start

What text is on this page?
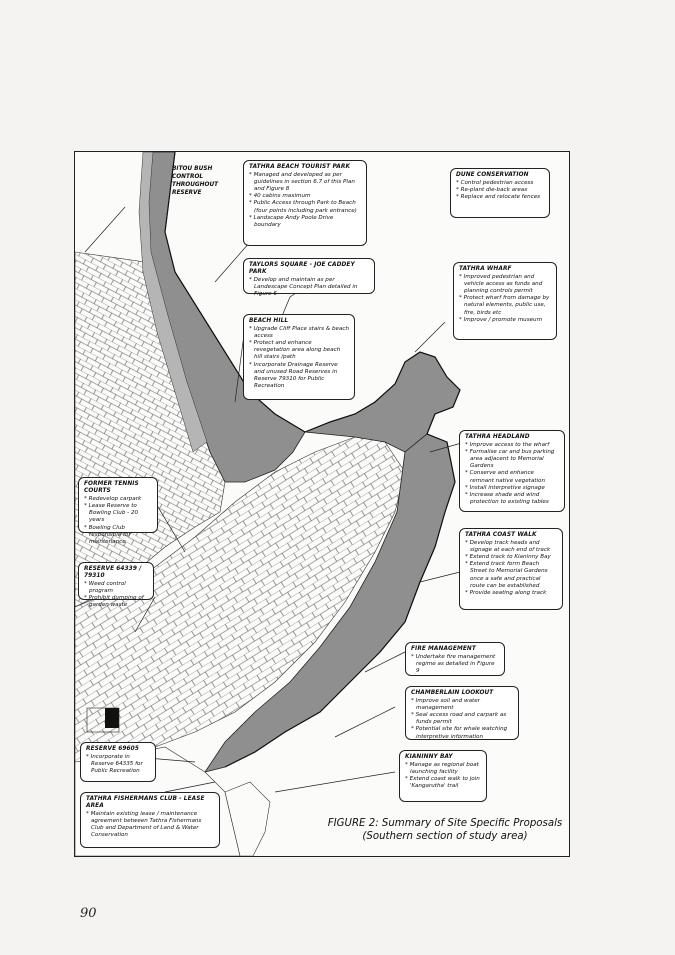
BITOU BUSH
CONTROL
THROUGHOUT
RESERVE
TATHRA BEACH TOURIST PARK
* Managed and developed as per guidelines in section 6.7 of this Plan and Figure 8
* 40 cabins maximum
* Public Access through Park to Beach (four points including park entrance)
* Landscape Andy Poole Drive boundary
DUNE CONSERVATION
* Control pedestrian access
* Re-plant die-back areas
* Replace and relocate fences
TAYLORS SQUARE - JOE CADDEY PARK
* Develop and maintain as per Landescape Concept Plan detailed in Figure 6
TATHRA WHARF
* Improved pedestrian and vehicle access as funds and planning controls permit
* Protect wharf from damage by natural elements, public use, fire, birds etc
* Improve / promote museum
BEACH HILL
* Upgrade Cliff Place stairs & beach access
* Protect and enhance revegetation area along beach hill stairs /path
* Incorporate Drainage Reserve and unused Road Reserves in Reserve 79310 for Public Recreation
TATHRA HEADLAND
* Improve access to the wharf
* Formalise car and bus parking area adjacent to Memorial Gardens
* Conserve and enhance remnant native vegetation
* Install interpretive signage
* Increase shade and wind protection to existing tables
FORMER TENNIS COURTS
* Redevelop carpark
* Lease Reserve to Bowling Club - 20 years
* Bowling Club responsible for maintenance
TATHRA COAST WALK
* Develop track heads and signage at each end of track
* Extend track to Kianinny Bay
* Extend track form Beach Street to Memorial Gardens once a safe and practical route can be established
* Provide seating along track
RESERVE 64339 / 79310
* Weed control program
* Prohibit dumping of garden waste
FIRE MANAGEMENT
* Undertake fire management regime as detailed in Figure 9
CHAMBERLAIN LOOKOUT
* Improve soil and water management
* Seal access road and carpark as funds permit
* Potential site for whale watching interpretive information
RESERVE 69605
* Incorporate in Reserve 64335 for Public Recreation
KIANINNY BAY
* Manage as regional boat launching facility
* Extend coast walk to join 'Kangarutha' trail
TATHRA FISHERMANS CLUB - LEASE AREA
* Maintain existing lease / maintenance agreement between Tathra Fishermans Club and Department of Land & Water Conservation
FIGURE 2: Summary of Site Specific Proposals
(Southern section of study area)
90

end

Repeat each entry exactly as given; no pictures belong in the copy.

What text is on this page?
BITOU BUSH
CONTROL
THROUGHOUT
RESERVE
TATHRA BEACH TOURIST PARK
* Managed and developed as per guidelines in section 6.7 of this Plan and Figure 8
* 40 cabins maximum
* Public Access through Park to Beach (four points including park entrance)
* Landscape Andy Poole Drive boundary
DUNE CONSERVATION
* Control pedestrian access
* Re-plant die-back areas
* Replace and relocate fences
TAYLORS SQUARE - JOE CADDEY PARK
* Develop and maintain as per Landescape Concept Plan detailed in Figure 6
TATHRA WHARF
* Improved pedestrian and vehicle access as funds and planning controls permit
* Protect wharf from damage by natural elements, public use, fire, birds etc
* Improve / promote museum
BEACH HILL
* Upgrade Cliff Place stairs & beach access
* Protect and enhance revegetation area along beach hill stairs /path
* Incorporate Drainage Reserve and unused Road Reserves in Reserve 79310 for Public Recreation
TATHRA HEADLAND
* Improve access to the wharf
* Formalise car and bus parking area adjacent to Memorial Gardens
* Conserve and enhance remnant native vegetation
* Install interpretive signage
* Increase shade and wind protection to existing tables
FORMER TENNIS COURTS
* Redevelop carpark
* Lease Reserve to Bowling Club - 20 years
* Bowling Club responsible for maintenance
TATHRA COAST WALK
* Develop track heads and signage at each end of track
* Extend track to Kianinny Bay
* Extend track form Beach Street to Memorial Gardens once a safe and practical route can be established
* Provide seating along track
RESERVE 64339 / 79310
* Weed control program
* Prohibit dumping of garden waste
FIRE MANAGEMENT
* Undertake fire management regime as detailed in Figure 9
CHAMBERLAIN LOOKOUT
* Improve soil and water management
* Seal access road and carpark as funds permit
* Potential site for whale watching interpretive information
RESERVE 69605
* Incorporate in Reserve 64335 for Public Recreation
KIANINNY BAY
* Manage as regional boat launching facility
* Extend coast walk to join 'Kangarutha' trail
TATHRA FISHERMANS CLUB - LEASE AREA
* Maintain existing lease / maintenance agreement between Tathra Fishermans Club and Department of Land & Water Conservation
FIGURE 2: Summary of Site Specific Proposals
(Southern section of study area)
90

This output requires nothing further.